Task objective: Could you rewrite the stretch from the line containing "748 790 997</box>" through the end of the records, replacing "document-paragraph" with "text-block" and leaving everything else unchanged?
- - -
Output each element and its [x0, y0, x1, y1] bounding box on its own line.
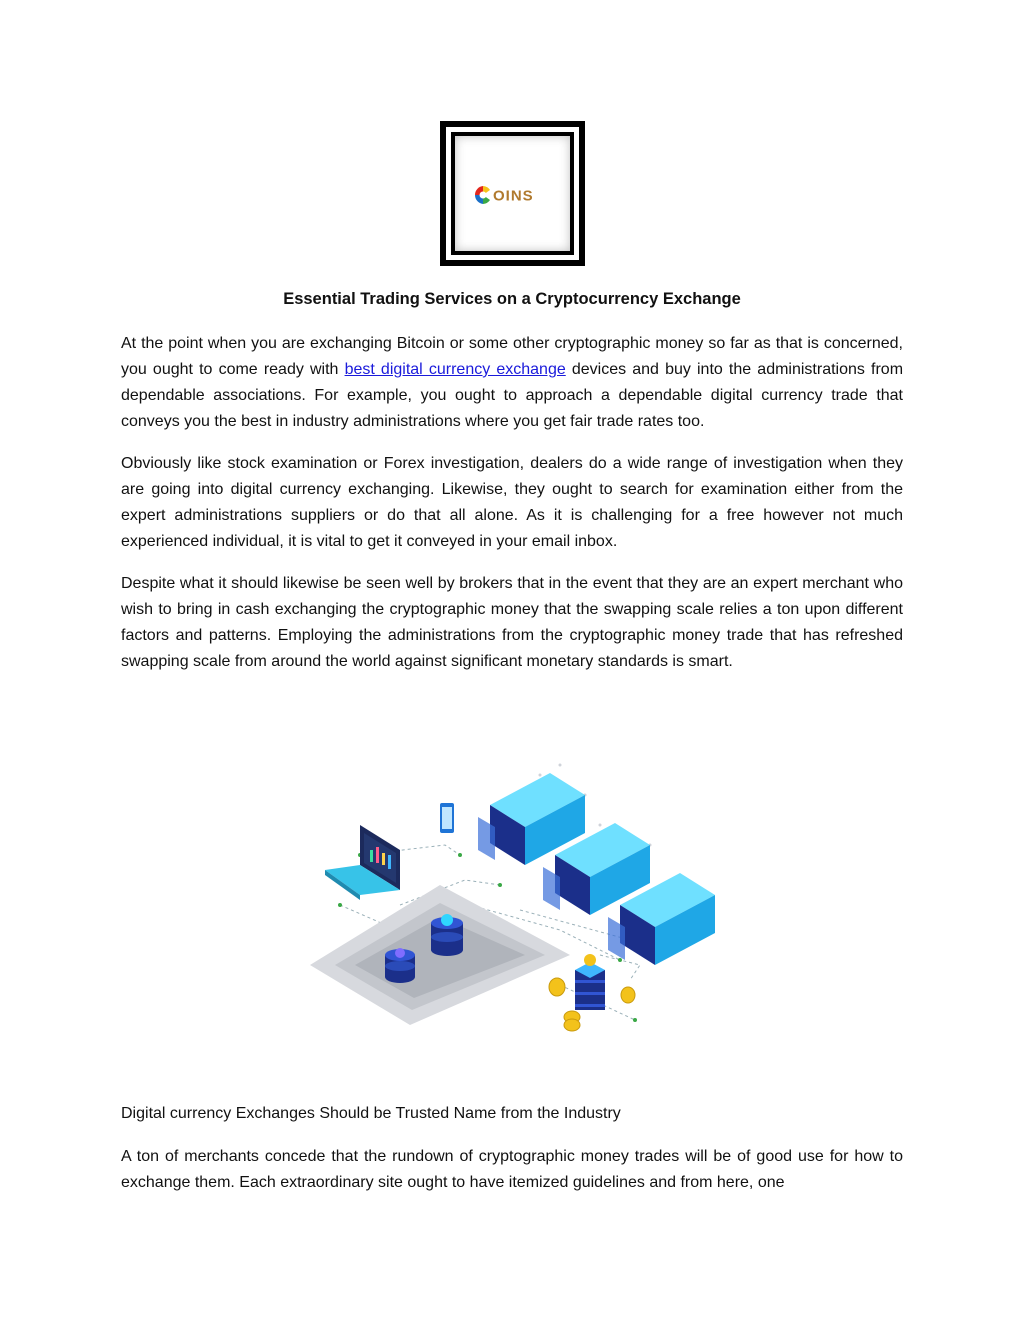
coin-stack-icon: [575, 954, 605, 1010]
paragraph-3: Despite what it should likewise be seen well by brokers that in the event that they are an expert merchant who wish to bring in cash exchanging the cryptographic money that the swapping scale relies a ton upon different factors and patterns. Employing the administrations from the cryptographic money trade that has refreshed swapping scale from around the world against significant monetary standards is smart.: [121, 575, 903, 670]
paragraph-4: A ton of merchants concede that the rundown of cryptographic money trades will be of good use for how to exchange them. Each extraordinary site ought to have itemized guidelines and from here, one: [121, 1148, 903, 1191]
section-heading: Digital currency Exchanges Should be Trusted Name from the Industry: [121, 1105, 621, 1122]
paragraph-2: Obviously like stock examination or Forex investigation, dealers do a wide range of investigation when they are going into digital currency exchanging. Likewise, they ought to search for examination either from the expert administrations suppliers or do that all alone. As it is challenging for a free however not much experienced individual, it is vital to get it conveyed in your email inbox.: [121, 455, 903, 550]
page-title: Essential Trading Services on a Cryptocurrency Exchange: [283, 290, 741, 308]
paragraph-1: [121, 331, 903, 435]
coins-logo: [440, 121, 585, 266]
coins-logo-icon: [473, 184, 553, 206]
database-icon: [385, 948, 415, 983]
logo-text: OINS: [493, 187, 534, 205]
paragraph-1-text-a: At the point when you are exchanging Bitcoin or some other cryptographic money so far as that is concerned, you ought to come ready with: [121, 335, 903, 378]
database-icon: [431, 914, 463, 956]
crypto-network-illustration: [300, 755, 730, 1045]
exchange-link[interactable]: best digital currency exchange: [344, 361, 566, 378]
phone-icon: [440, 803, 454, 833]
laptop-icon: [325, 825, 400, 900]
paragraph-1-text-b: devices and buy into the administrations from dependable associations. For example, you ought to approach a dependable digital currency trade that conveys you the best in industry administrations where you get fair trade rates too.: [121, 361, 904, 430]
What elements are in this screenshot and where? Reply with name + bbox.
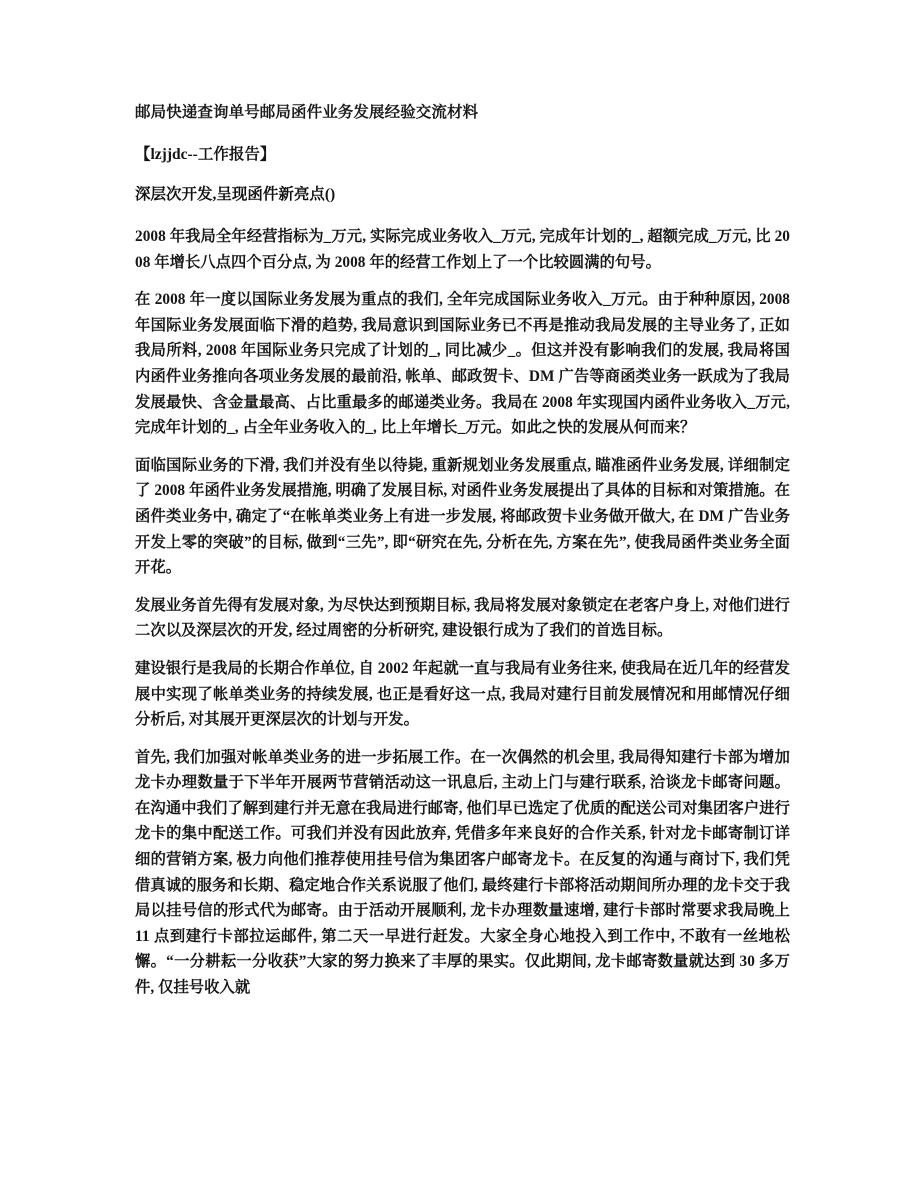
document-paragraph: 首先, 我们加强对帐单类业务的进一步拓展工作。在一次偶然的机会里, 我局得知建行卡部为增加龙卡办理数量于下半年开展两节营销活动这一讯息后, 主动上门与建行联系, 洽谈龙卡邮寄问题。在沟通中我们了解到建行并无意在我局进行邮寄, 他们早已选定了优质的配送公司对集团客户进行龙卡的集中配送工作。可我们并没有因此放弃, 凭借多年来良好的合作关系, 针对龙卡邮寄制订详细的营销方案, 极力向他们推荐使用挂号信为集团客户邮寄龙卡。在反复的沟通与商讨下, 我们凭借真诚的服务和长期、稳定地合作关系说服了他们, 最终建行卡部将活动期间所办理的龙卡交于我局以挂号信的形式代为邮寄。由于活动开展顺利, 龙卡办理数量速增, 建行卡部时常要求我局晚上 11 点到建行卡部拉运邮件, 第二天一早进行赶发。大家全身心地投入到工作中, 不敢有一丝地松懈。“一分耕耘一分收获”大家的努力换来了丰厚的果实。仅此期间, 龙卡邮寄数量就达到 30 多万件, 仅挂号收入就 <box>135 748 790 997</box>
document-paragraph: 建设银行是我局的长期合作单位, 自 2002 年起就一直与我局有业务往来, 使我局在近几年的经营发展中实现了帐单类业务的持续发展, 也正是看好这一点, 我局对建行目前发展情况和用邮情况仔细分析后, 对其展开更深层次的计划与开发。 <box>135 659 790 729</box>
document-tag-line: 【lzjjdc--工作报告】 <box>135 146 276 163</box>
document-paragraph: 面临国际业务的下滑, 我们并没有坐以待毙, 重新规划业务发展重点, 瞄准函件业务发展, 详细制定了 2008 年函件业务发展措施, 明确了发展目标, 对函件业务发展提出了具体的目标和对策措施。在函件类业务中, 确定了“在帐单类业务上有进一步发展, 将邮政贺卡业务做开做大, 在 DM 广告业务开发上零的突破”的目标, 做到“三先”, 即“研究在先, 分析在先, 方案在先”, 使我局函件类业务全面开花。 <box>135 456 790 577</box>
document-content <box>135 100 790 1001</box>
document-title: 邮局快递查询单号邮局函件业务发展经验交流材料 <box>135 104 479 121</box>
document-paragraph: 2008 年我局全年经营指标为_万元, 实际完成业务收入_万元, 完成年计划的_, 超额完成_万元, 比 2008 年增长八点四个百分点, 为 2008 年的经营工作划上了一个比较圆满的句号。 <box>135 228 790 271</box>
document-paragraph: 发展业务首先得有发展对象, 为尽快达到预期目标, 我局将发展对象锁定在老客户身上, 对他们进行二次以及深层次的开发, 经过周密的分析研究, 建设银行成为了我们的首选目标。 <box>135 596 790 640</box>
document-subtitle: 深层次开发,呈现函件新亮点() <box>135 186 336 203</box>
document-paragraph: 在 2008 年一度以国际业务发展为重点的我们, 全年完成国际业务收入_万元。由于种种原因, 2008 年国际业务发展面临下滑的趋势, 我局意识到国际业务已不再是推动我局发展的主导业务了, 正如我局所料, 2008 年国际业务只完成了计划的_, 同比减少_。但这并没有影响我们的发展, 我局将国内函件业务推向各项业务发展的最前沿, 帐单、邮政贺卡、DM 广告等商函类业务一跃成为了我局发展最快、含金量最高、占比重最多的邮递类业务。我局在 2008 年实现国内函件业务收入_万元, 完成年计划的_, 占全年业务收入的_, 比上年增长_万元。如此之快的发展从何而来？ <box>135 291 790 437</box>
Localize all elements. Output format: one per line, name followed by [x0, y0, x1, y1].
- - -
Task result:
text-block: 首先, 我们加强对帐单类业务的进一步拓展工作。在一次偶然的机会里, 我局得知建行卡部为增加龙卡办理数量于下半年开展两节营销活动这一讯息后, 主动上门与建行联系, 洽谈龙卡邮寄问题。在沟通中我们了解到建行并无意在我局进行邮寄, 他们早已选定了优质的配送公司对集团客户进行龙卡的集中配送工作。可我们并没有因此放弃, 凭借多年来良好的合作关系, 针对龙卡邮寄制订详细的营销方案, 极力向他们推荐使用挂号信为集团客户邮寄龙卡。在反复的沟通与商讨下, 我们凭借真诚的服务和长期、稳定地合作关系说服了他们, 最终建行卡部将活动期间所办理的龙卡交于我局以挂号信的形式代为邮寄。由于活动开展顺利, 龙卡办理数量速增, 建行卡部时常要求我局晚上 11 点到建行卡部拉运邮件, 第二天一早进行赶发。大家全身心地投入到工作中, 不敢有一丝地松懈。“一分耕耘一分收获”大家的努力换来了丰厚的果实。仅此期间, 龙卡邮寄数量就达到 30 多万件, 仅挂号收入就 <box>135 748 790 997</box>
text-block: 建设银行是我局的长期合作单位, 自 2002 年起就一直与我局有业务往来, 使我局在近几年的经营发展中实现了帐单类业务的持续发展, 也正是看好这一点, 我局对建行目前发展情况和用邮情况仔细分析后, 对其展开更深层次的计划与开发。 <box>135 659 790 729</box>
document-tag-line: 【lzjjdc--工作报告】 <box>135 146 276 163</box>
text-block: 面临国际业务的下滑, 我们并没有坐以待毙, 重新规划业务发展重点, 瞄准函件业务发展, 详细制定了 2008 年函件业务发展措施, 明确了发展目标, 对函件业务发展提出了具体的目标和对策措施。在函件类业务中, 确定了“在帐单类业务上有进一步发展, 将邮政贺卡业务做开做大, 在 DM 广告业务开发上零的突破”的目标, 做到“三先”, 即“研究在先, 分析在先, 方案在先”, 使我局函件类业务全面开花。 <box>135 456 790 577</box>
document-content <box>135 100 790 1001</box>
document-title: 邮局快递查询单号邮局函件业务发展经验交流材料 <box>135 104 479 121</box>
text-block: 2008 年我局全年经营指标为_万元, 实际完成业务收入_万元, 完成年计划的_, 超额完成_万元, 比 2008 年增长八点四个百分点, 为 2008 年的经营工作划上了一个比较圆满的句号。 <box>135 228 790 271</box>
text-block: 发展业务首先得有发展对象, 为尽快达到预期目标, 我局将发展对象锁定在老客户身上, 对他们进行二次以及深层次的开发, 经过周密的分析研究, 建设银行成为了我们的首选目标。 <box>135 596 790 640</box>
document-subtitle: 深层次开发,呈现函件新亮点() <box>135 186 336 203</box>
text-block: 在 2008 年一度以国际业务发展为重点的我们, 全年完成国际业务收入_万元。由于种种原因, 2008 年国际业务发展面临下滑的趋势, 我局意识到国际业务已不再是推动我局发展的主导业务了, 正如我局所料, 2008 年国际业务只完成了计划的_, 同比减少_。但这并没有影响我们的发展, 我局将国内函件业务推向各项业务发展的最前沿, 帐单、邮政贺卡、DM 广告等商函类业务一跃成为了我局发展最快、含金量最高、占比重最多的邮递类业务。我局在 2008 年实现国内函件业务收入_万元, 完成年计划的_, 占全年业务收入的_, 比上年增长_万元。如此之快的发展从何而来？ <box>135 291 790 437</box>
Localize all elements. Output format: one per line, name followed by [x0, y0, x1, y1].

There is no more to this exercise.